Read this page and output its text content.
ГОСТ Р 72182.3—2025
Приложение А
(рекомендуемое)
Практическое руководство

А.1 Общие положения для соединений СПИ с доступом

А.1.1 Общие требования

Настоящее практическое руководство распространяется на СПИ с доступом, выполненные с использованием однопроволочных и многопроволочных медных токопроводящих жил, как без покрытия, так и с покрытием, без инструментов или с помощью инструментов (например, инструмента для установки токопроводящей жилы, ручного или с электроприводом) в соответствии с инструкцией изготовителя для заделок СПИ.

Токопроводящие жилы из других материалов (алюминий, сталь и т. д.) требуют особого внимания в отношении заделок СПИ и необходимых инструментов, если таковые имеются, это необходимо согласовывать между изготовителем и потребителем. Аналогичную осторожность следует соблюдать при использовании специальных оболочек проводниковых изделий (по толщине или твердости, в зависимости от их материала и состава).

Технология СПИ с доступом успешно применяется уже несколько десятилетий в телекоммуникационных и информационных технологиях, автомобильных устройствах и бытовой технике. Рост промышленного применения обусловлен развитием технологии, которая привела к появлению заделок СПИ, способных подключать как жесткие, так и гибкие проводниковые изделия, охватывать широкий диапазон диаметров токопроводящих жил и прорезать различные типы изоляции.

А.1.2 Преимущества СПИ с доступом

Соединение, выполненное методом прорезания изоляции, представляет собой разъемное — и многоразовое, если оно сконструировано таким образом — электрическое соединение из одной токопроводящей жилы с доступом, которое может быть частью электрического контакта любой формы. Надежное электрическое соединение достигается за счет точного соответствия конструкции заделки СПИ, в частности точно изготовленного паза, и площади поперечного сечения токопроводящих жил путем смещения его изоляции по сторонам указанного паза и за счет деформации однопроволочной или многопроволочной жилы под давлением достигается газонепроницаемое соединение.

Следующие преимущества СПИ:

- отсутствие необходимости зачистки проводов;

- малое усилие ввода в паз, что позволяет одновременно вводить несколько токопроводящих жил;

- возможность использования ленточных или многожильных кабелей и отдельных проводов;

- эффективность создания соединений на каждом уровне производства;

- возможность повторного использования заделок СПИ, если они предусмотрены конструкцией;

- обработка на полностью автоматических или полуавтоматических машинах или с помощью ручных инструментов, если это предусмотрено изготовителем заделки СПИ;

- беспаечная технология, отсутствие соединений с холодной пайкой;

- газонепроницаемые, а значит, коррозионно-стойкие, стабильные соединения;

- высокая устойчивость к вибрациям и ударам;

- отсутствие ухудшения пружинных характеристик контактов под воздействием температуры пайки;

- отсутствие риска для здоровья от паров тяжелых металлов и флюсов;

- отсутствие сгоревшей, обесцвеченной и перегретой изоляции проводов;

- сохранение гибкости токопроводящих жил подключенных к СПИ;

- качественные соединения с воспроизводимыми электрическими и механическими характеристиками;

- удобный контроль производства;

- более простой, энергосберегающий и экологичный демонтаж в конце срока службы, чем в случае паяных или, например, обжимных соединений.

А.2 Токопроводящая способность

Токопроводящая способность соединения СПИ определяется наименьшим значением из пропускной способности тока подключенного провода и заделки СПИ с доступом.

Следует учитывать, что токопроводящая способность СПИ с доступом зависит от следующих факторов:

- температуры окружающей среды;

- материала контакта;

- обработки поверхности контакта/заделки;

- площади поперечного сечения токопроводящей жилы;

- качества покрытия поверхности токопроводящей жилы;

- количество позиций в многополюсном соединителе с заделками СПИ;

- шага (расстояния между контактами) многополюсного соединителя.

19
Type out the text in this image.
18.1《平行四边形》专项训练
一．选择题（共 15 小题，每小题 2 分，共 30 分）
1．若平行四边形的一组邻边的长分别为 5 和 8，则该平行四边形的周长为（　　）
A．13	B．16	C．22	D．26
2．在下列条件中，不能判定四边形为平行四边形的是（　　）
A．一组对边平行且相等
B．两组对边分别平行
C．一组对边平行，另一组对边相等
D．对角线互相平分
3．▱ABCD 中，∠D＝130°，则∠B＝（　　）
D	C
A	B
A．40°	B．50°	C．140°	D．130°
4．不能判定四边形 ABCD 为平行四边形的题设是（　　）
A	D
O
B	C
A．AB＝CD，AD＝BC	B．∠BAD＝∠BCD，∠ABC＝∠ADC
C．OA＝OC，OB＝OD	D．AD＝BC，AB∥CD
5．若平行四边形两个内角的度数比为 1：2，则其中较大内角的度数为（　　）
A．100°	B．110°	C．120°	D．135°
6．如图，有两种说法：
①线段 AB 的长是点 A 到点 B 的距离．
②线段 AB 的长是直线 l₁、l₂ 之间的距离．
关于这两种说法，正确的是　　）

--

**What to do**
Search the lines above for the string "изоляции" and copy each line that has it.

**Output of the exercise**
Технология СПИ с доступом успешно применяется уже несколько десятилетий в телекоммуникационных и информационных технологиях, автомобильных устройствах и бытовой технике. Рост промышленного применения обусловлен развитием технологии, которая привела к появлению заделок СПИ, способных подключать как жесткие, так и гибкие проводниковые изделия, охватывать широкий диапазон диаметров токопроводящих жил и прорезать различные типы изоляции.
Соединение, выполненное методом прорезания изоляции, представляет собой разъемное — и многоразовое, если оно сконструировано таким образом — электрическое соединение из одной токопроводящей жилы с доступом, которое может быть частью электрического контакта любой формы. Надежное электрическое соединение достигается за счет точного соответствия конструкции заделки СПИ, в частности точно изготовленного паза, и площади поперечного сечения токопроводящих жил путем смещения его изоляции по сторонам указанного паза и за счет деформации однопроволочной или многопроволочной жилы под давлением достигается газонепроницаемое соединение.
- отсутствие сгоревшей, обесцвеченной и перегретой изоляции проводов;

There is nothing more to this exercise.